▶ Record set:
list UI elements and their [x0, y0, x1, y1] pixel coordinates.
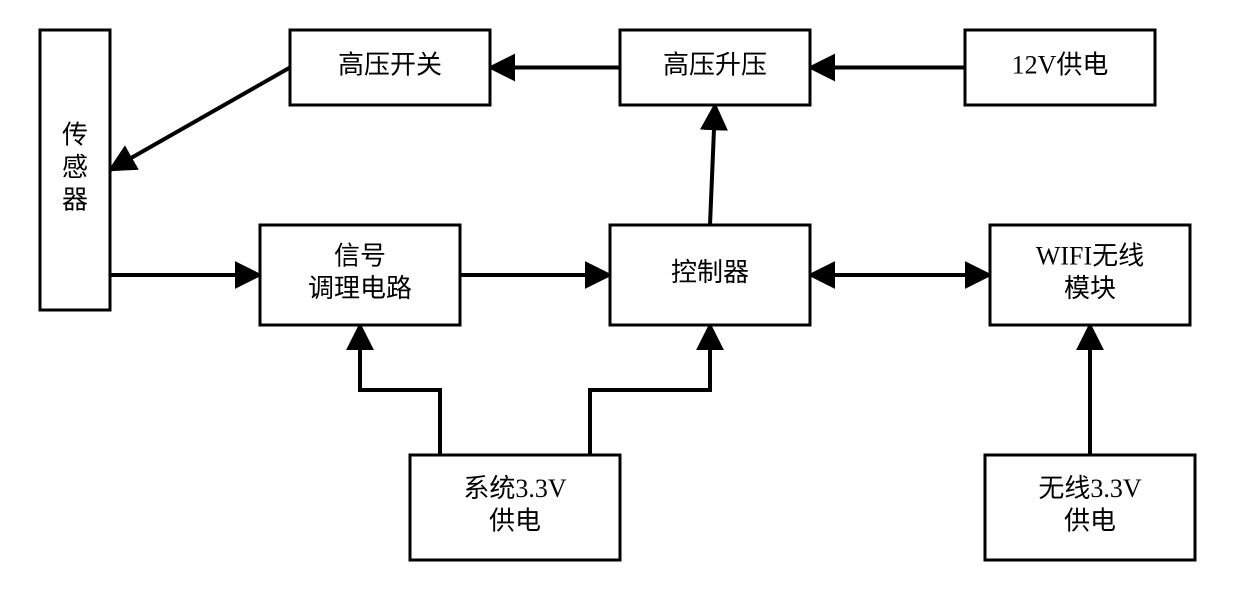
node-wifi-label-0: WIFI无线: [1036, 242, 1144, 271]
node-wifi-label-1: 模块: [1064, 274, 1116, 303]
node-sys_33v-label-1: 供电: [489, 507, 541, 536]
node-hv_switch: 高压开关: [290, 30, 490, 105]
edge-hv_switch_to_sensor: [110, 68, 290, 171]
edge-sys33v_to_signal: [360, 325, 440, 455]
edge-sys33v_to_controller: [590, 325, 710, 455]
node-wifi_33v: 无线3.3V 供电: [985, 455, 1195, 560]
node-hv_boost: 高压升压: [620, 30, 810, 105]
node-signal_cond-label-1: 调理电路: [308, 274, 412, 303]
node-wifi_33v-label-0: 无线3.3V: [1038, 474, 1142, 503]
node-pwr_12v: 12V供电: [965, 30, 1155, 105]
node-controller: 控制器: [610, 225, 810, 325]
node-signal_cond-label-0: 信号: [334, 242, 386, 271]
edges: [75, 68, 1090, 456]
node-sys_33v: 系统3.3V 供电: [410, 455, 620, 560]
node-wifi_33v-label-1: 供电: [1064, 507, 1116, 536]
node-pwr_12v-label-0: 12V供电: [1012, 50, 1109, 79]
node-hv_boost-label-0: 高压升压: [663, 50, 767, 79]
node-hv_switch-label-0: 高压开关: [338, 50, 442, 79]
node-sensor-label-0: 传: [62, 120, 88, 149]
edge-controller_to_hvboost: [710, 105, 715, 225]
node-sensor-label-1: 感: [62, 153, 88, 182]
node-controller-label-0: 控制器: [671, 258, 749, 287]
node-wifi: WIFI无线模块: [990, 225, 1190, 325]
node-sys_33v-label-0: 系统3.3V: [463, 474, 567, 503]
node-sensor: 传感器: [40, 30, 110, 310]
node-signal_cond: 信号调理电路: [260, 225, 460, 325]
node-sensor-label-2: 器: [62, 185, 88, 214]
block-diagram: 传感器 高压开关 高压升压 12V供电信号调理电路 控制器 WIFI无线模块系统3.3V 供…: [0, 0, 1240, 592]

▶ What you will do:
Extract each line from the rows above that contains the string "高压开关". Case counts.

▶ Response:
node-hv_switch: 高压开关: [290, 30, 490, 105]
node-hv_switch-label-0: 高压开关: [338, 50, 442, 79]
block-diagram: 传感器 高压开关 高压升压 12V供电信号调理电路 控制器 WIFI无线模块系统3.3V 供…: [0, 0, 1240, 592]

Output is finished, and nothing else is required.